(Selected extract begins)

BooksForKidsBlog

Tuesday, April 07, 2015

When You Wish Upon A Star.... Genuine Sweet by Faith Harkey

"So," said Jura, "when we look at the stars, the light we're seeing has been traveling for years, even centuries, to get to Earth, right?"

"Uh huh." I said.

"Based on Einstein's stuff, the further away the star, the older the starlight, right? So scientists can see so far back in time that they're actually looking at stars that were born when the universe began."

"Bring it back around to the barn, Jura," I said.

"So. Your star juice could be as infinite as the universe itself." Jura grabbed my hand.

"Genuine, you have the power of the entire space-time continuum at your command!"

I was starting to get it. And truth to tell, I was scared.

(Selected extract ends)
(Information given begins)

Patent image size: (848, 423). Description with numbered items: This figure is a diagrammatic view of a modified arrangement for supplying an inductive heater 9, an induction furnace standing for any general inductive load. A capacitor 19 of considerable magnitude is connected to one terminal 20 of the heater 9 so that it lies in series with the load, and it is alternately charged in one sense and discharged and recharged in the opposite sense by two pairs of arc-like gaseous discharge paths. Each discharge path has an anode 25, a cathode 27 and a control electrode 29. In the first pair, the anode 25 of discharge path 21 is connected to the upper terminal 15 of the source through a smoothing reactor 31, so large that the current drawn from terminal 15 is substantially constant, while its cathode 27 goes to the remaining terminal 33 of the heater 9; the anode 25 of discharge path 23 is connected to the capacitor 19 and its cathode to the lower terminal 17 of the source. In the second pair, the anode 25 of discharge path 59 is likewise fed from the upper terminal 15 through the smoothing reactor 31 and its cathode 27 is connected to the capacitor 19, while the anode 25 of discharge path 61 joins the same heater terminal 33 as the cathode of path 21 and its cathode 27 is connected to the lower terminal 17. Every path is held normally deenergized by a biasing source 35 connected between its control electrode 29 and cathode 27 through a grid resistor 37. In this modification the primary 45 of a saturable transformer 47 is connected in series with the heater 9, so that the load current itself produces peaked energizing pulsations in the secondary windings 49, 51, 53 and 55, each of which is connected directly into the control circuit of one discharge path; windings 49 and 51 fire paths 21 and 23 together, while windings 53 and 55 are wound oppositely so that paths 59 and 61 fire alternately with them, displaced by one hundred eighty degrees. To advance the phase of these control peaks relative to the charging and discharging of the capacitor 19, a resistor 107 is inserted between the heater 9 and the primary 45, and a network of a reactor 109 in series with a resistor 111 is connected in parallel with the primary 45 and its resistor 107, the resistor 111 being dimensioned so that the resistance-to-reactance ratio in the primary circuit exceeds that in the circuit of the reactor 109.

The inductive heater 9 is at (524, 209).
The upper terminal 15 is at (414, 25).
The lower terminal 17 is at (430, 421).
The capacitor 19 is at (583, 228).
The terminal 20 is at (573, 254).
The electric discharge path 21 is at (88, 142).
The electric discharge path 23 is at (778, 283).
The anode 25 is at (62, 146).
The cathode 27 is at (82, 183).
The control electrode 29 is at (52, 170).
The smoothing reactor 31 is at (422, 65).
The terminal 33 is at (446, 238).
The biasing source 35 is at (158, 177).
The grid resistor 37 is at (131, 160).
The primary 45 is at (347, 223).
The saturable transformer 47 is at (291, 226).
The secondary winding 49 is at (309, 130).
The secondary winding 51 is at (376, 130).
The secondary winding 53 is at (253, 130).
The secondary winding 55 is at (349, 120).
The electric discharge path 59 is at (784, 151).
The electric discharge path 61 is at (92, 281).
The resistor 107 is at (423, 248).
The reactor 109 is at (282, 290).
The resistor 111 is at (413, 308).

(Information given ends)

- Problems to work on:
1. In the Genuine Sweet excerpt, what does Jura say Genuine's star juice could be as infinite as?
2. Write a continuation of the Genuine Sweet excerpt, picking up right after its final sentence.

- Answers to the problems:
1. The universe itself.

2.
When twelve-year-old Genuine (pronounced Gen-u-wine) Sweet learns from her grandmother that she has a "shine," an inherited magical gift, to fetch wishes from captured liquid starlight--so long as it is for a good purpose--she is disappointed that wishes for her own family aren't allowed. Gram, Gen, and her jobless, town-drunk father are often hungry. Their old house is leaky and can't keep the cold out, and with winter coming on, the electric bill is overdue, Still, when Genuine meets a new girl in town, Jura Carver, self-proclaimed, "big-town middle school refugee," she can't help fetching her first solo wish for her new friend, a wish that her mom will find a job so they can stay in tiny Sass, Georgia. When an newspaper ad appears for a job that just suits Jura's mom, Gen realizes that she has the power to do much good with her shine.

But Jura is smart and she thinks big--like, for starters, ending world hunger.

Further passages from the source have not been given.